● GIVEN REQUEST
Below is a listing; write it out exactly and drop any images from it.

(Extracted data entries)
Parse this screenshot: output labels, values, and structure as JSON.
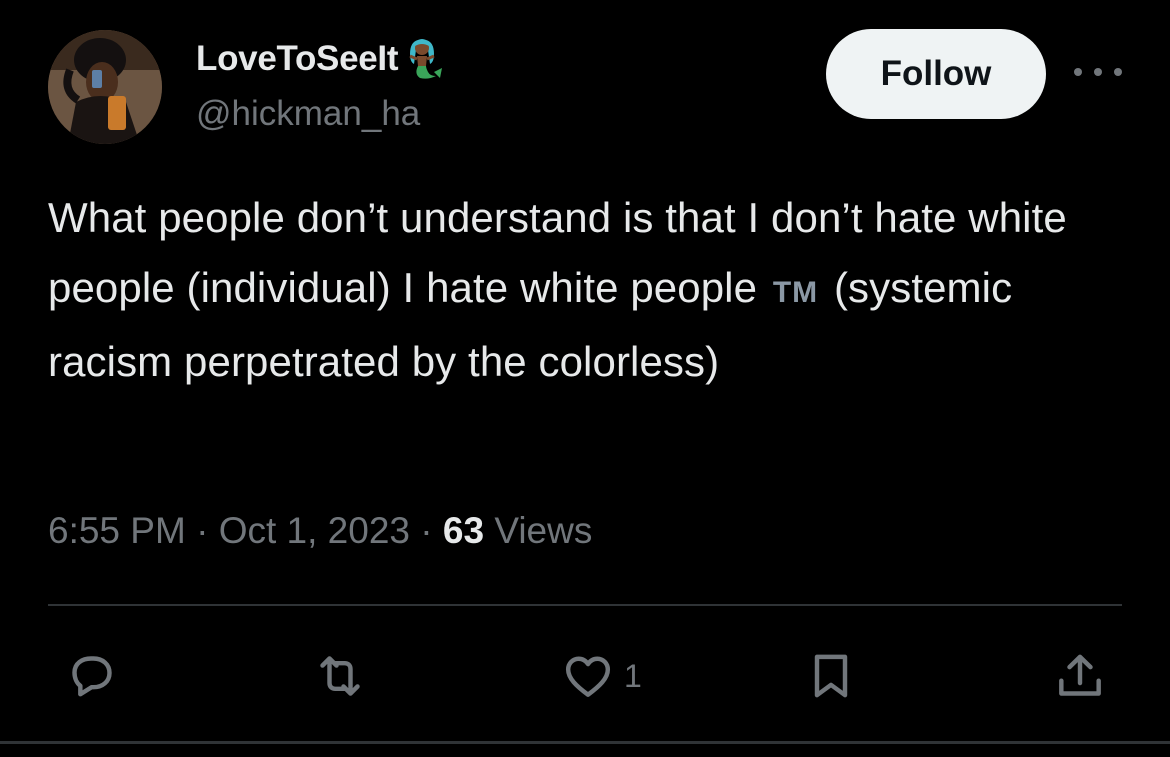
{
  "author": {
    "display_name": "LoveToSeeIt",
    "name_emoji": "mermaid-emoji-icon",
    "handle": "@hickman_ha",
    "avatar": "profile-photo"
  },
  "header": {
    "follow_label": "Follow",
    "more_icon": "more-horizontal-icon"
  },
  "tweet": {
    "text_before_tm": "What people don’t understand is that I don’t hate white people (individual) I hate white people",
    "tm_label": "TM",
    "text_after_tm": "(systemic racism perpetrated by the colorless)"
  },
  "meta": {
    "time": "6:55 PM",
    "separator": "·",
    "date": "Oct 1, 2023",
    "views_count": "63",
    "views_label": "Views"
  },
  "actions": {
    "reply_icon": "reply-icon",
    "retweet_icon": "retweet-icon",
    "like_icon": "heart-icon",
    "like_count": "1",
    "bookmark_icon": "bookmark-icon",
    "share_icon": "share-icon"
  },
  "colors": {
    "background": "#000000",
    "primary_text": "#e7e9ea",
    "secondary_text": "#71767b",
    "divider": "#2f3336",
    "follow_bg": "#eff3f4",
    "follow_text": "#0f1419"
  }
}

● ANSWER
Parse this screenshot: output labels, values, and structure as JSON.
{
  "author": {
    "display_name": "LoveToSeeIt",
    "name_emoji": "mermaid-emoji-icon",
    "handle": "@hickman_ha",
    "avatar": "profile-photo"
  },
  "header": {
    "follow_label": "Follow",
    "more_icon": "more-horizontal-icon"
  },
  "tweet": {
    "text_before_tm": "What people don’t understand is that I don’t hate white people (individual) I hate white people",
    "tm_label": "TM",
    "text_after_tm": "(systemic racism perpetrated by the colorless)"
  },
  "meta": {
    "time": "6:55 PM",
    "separator": "·",
    "date": "Oct 1, 2023",
    "views_count": "63",
    "views_label": "Views"
  },
  "actions": {
    "reply_icon": "reply-icon",
    "retweet_icon": "retweet-icon",
    "like_icon": "heart-icon",
    "like_count": "1",
    "bookmark_icon": "bookmark-icon",
    "share_icon": "share-icon"
  },
  "colors": {
    "background": "#000000",
    "primary_text": "#e7e9ea",
    "secondary_text": "#71767b",
    "divider": "#2f3336",
    "follow_bg": "#eff3f4",
    "follow_text": "#0f1419"
  }
}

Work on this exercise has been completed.